Element box records
+ + + + + + +
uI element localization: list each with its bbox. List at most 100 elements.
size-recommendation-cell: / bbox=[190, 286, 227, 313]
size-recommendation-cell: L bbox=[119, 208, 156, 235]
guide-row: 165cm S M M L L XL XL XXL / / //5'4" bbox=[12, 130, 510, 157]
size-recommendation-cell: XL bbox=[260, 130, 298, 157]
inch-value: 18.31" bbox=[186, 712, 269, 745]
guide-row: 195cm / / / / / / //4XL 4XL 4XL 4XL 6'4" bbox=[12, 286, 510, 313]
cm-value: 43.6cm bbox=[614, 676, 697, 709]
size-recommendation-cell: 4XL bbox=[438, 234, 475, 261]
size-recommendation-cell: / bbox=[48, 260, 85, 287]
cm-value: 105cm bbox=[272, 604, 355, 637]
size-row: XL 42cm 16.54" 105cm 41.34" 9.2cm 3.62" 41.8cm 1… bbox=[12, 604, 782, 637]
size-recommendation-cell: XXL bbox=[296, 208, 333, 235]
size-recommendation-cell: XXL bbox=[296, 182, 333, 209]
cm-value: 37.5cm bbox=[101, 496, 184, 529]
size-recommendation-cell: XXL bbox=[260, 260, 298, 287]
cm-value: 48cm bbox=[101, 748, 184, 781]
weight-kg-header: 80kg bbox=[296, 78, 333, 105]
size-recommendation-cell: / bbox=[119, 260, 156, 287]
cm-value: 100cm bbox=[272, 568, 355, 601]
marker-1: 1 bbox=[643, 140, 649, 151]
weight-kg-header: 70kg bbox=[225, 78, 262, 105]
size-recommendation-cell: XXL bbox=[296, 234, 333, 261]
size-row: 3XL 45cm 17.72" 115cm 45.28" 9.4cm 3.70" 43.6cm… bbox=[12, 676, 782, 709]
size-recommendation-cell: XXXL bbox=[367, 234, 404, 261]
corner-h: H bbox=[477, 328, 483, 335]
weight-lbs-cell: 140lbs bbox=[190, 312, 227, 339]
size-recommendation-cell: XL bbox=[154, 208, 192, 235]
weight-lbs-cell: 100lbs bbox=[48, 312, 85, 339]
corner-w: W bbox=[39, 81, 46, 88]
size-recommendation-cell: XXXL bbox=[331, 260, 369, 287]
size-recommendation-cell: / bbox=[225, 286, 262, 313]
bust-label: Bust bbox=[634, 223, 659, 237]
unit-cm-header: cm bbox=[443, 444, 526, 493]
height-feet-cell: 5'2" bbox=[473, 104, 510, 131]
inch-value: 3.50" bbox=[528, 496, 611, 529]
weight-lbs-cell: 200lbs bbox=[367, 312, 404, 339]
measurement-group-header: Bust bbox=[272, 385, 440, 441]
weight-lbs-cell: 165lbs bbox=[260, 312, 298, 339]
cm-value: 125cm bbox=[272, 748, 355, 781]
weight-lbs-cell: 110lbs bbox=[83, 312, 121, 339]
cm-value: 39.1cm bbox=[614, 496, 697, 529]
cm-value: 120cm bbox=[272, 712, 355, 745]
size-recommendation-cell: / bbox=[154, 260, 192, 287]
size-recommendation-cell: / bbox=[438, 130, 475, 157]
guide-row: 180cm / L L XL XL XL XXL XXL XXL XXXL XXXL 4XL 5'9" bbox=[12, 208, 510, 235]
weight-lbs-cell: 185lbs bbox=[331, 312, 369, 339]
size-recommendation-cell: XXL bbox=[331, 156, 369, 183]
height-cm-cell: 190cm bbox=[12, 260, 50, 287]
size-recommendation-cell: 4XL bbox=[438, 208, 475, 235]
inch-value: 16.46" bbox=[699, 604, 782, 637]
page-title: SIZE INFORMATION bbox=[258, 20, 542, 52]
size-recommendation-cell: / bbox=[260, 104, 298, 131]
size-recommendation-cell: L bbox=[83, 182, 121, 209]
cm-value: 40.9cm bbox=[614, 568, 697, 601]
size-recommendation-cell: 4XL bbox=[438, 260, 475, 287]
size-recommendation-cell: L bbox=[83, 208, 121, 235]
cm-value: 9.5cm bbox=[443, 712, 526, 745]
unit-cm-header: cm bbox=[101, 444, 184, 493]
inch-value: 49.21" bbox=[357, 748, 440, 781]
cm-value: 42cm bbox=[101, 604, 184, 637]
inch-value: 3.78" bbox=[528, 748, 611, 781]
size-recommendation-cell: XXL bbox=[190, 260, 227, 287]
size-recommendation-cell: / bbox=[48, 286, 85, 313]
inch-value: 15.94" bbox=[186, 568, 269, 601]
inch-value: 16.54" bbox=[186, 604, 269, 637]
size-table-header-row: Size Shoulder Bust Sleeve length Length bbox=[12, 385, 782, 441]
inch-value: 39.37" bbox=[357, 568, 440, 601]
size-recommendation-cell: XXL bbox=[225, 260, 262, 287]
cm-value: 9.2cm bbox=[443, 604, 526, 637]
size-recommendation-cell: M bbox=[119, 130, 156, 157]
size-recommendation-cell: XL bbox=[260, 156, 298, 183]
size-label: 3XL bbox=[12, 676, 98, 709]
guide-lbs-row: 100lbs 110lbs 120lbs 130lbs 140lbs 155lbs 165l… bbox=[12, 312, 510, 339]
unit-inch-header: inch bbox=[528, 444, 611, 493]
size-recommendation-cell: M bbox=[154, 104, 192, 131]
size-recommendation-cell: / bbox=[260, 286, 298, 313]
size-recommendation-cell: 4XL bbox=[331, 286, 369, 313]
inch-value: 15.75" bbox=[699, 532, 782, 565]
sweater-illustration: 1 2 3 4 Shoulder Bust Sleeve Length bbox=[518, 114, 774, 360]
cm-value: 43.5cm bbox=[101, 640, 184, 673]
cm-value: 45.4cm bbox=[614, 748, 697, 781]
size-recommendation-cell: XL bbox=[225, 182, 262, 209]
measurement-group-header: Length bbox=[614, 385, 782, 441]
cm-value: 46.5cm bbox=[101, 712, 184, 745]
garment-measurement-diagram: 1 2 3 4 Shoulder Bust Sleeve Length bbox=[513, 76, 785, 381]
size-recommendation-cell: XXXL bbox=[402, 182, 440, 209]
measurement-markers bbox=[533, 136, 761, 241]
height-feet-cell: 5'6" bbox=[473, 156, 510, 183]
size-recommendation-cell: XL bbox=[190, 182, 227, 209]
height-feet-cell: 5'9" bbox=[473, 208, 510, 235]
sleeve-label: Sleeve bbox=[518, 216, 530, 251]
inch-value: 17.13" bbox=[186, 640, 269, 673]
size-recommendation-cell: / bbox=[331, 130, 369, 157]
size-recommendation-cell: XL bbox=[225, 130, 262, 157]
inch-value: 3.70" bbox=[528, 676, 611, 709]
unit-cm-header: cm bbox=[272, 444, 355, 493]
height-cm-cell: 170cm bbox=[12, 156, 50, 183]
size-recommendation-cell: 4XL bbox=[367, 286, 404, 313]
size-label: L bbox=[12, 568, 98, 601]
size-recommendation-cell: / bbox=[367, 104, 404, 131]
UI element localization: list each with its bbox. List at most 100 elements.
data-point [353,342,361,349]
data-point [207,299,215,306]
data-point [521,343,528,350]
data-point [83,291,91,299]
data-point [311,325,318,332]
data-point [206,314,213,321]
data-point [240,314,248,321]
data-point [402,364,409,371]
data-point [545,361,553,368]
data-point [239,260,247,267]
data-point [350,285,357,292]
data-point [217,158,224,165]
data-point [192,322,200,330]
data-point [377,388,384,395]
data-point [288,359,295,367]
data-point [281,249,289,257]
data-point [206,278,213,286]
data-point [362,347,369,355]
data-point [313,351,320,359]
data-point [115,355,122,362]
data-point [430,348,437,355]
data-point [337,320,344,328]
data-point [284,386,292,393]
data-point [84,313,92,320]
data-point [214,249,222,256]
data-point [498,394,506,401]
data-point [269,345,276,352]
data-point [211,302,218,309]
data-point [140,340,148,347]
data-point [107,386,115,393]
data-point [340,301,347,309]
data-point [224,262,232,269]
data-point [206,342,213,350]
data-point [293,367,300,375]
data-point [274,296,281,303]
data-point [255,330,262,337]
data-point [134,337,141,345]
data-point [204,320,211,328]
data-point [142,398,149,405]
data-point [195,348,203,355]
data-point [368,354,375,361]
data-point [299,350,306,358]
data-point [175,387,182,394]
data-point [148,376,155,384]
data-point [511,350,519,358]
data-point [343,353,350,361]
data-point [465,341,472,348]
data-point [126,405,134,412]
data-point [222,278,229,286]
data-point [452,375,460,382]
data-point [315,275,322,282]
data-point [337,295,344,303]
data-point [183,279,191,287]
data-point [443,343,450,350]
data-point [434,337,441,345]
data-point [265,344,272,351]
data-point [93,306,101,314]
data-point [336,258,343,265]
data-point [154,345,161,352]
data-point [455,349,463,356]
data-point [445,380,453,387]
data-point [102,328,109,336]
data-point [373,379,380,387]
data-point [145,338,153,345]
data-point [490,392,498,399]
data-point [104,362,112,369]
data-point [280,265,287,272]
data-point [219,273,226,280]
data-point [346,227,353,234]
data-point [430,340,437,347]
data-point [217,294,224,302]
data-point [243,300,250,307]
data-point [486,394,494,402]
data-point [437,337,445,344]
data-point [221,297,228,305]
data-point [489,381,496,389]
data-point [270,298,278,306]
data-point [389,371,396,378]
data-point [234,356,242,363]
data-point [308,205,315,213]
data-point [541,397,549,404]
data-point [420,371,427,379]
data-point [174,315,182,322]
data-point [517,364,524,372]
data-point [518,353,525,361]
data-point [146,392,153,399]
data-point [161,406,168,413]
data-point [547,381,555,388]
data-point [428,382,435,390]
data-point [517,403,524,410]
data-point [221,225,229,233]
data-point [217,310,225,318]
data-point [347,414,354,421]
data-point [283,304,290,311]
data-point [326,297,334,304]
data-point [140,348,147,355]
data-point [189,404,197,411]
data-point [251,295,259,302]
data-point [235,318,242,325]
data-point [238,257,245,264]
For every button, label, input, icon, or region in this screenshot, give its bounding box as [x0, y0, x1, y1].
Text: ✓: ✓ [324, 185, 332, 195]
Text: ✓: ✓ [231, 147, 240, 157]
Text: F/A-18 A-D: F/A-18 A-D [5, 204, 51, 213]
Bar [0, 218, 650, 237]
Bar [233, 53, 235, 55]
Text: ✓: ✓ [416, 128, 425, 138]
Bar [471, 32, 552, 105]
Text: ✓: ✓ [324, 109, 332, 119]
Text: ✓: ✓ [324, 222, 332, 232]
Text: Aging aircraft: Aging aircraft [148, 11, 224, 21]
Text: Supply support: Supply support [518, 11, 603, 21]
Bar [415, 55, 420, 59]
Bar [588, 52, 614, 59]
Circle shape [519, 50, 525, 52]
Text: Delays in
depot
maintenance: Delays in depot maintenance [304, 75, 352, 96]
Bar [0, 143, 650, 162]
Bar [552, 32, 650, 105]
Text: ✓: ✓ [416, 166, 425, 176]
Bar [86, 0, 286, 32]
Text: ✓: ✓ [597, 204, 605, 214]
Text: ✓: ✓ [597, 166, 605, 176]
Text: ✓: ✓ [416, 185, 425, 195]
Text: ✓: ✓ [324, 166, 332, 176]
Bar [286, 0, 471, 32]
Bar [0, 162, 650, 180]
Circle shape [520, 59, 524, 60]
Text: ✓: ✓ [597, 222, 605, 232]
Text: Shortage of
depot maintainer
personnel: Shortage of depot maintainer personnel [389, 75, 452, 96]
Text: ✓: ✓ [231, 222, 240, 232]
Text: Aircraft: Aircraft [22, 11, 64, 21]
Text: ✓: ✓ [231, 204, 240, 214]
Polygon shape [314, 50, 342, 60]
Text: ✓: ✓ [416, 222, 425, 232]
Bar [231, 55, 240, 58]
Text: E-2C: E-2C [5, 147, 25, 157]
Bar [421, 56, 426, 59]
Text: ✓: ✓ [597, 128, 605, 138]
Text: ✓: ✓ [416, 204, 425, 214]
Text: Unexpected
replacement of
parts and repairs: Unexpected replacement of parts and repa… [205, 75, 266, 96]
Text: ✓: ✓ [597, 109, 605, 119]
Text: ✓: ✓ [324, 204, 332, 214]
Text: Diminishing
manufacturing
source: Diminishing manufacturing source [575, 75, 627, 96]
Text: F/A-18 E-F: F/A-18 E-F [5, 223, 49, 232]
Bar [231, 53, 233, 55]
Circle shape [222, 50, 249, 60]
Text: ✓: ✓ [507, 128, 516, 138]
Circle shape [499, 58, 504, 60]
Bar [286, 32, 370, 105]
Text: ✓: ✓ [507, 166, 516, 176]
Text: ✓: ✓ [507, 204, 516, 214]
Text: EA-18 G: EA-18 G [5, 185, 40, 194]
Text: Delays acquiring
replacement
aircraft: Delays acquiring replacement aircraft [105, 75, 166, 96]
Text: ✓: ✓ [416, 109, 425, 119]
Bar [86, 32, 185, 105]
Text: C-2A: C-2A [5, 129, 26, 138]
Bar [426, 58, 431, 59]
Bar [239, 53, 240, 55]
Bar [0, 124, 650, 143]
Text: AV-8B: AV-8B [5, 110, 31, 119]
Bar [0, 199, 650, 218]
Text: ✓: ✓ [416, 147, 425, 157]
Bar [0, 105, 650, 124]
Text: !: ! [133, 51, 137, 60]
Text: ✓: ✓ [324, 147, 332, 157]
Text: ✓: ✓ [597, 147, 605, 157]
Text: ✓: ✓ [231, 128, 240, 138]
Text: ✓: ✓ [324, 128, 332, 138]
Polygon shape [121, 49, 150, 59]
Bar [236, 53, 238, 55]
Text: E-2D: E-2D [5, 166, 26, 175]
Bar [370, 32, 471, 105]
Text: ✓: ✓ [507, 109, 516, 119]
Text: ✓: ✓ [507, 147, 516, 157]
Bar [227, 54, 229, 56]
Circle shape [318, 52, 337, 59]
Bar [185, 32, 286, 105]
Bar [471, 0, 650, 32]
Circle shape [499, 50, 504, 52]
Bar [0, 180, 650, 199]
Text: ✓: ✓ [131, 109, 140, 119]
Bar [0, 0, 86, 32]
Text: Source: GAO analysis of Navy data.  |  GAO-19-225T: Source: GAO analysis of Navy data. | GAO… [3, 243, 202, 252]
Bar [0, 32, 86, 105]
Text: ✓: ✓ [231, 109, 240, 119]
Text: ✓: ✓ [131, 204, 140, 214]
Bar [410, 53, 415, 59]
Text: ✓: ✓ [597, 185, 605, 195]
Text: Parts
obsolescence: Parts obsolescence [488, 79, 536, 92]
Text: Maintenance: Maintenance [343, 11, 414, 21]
+ + + + + + +
### Description of the task
Write out the items from the start through the line that contains "size-recommendation-cell: XXL bbox=[296, 208, 333, 235]", with both ends included and every line repeated exactly.

### Task solution
uI element localization: list each with its bbox. List at most 100 elements.
size-recommendation-cell: / bbox=[190, 286, 227, 313]
size-recommendation-cell: L bbox=[119, 208, 156, 235]
guide-row: 165cm S M M L L XL XL XXL / / //5'4" bbox=[12, 130, 510, 157]
size-recommendation-cell: XL bbox=[260, 130, 298, 157]
inch-value: 18.31" bbox=[186, 712, 269, 745]
guide-row: 195cm / / / / / / //4XL 4XL 4XL 4XL 6'4" bbox=[12, 286, 510, 313]
cm-value: 43.6cm bbox=[614, 676, 697, 709]
size-recommendation-cell: 4XL bbox=[438, 234, 475, 261]
size-recommendation-cell: / bbox=[48, 260, 85, 287]
cm-value: 105cm bbox=[272, 604, 355, 637]
size-row: XL 42cm 16.54" 105cm 41.34" 9.2cm 3.62" 41.8cm 1… bbox=[12, 604, 782, 637]
size-recommendation-cell: XXL bbox=[296, 208, 333, 235]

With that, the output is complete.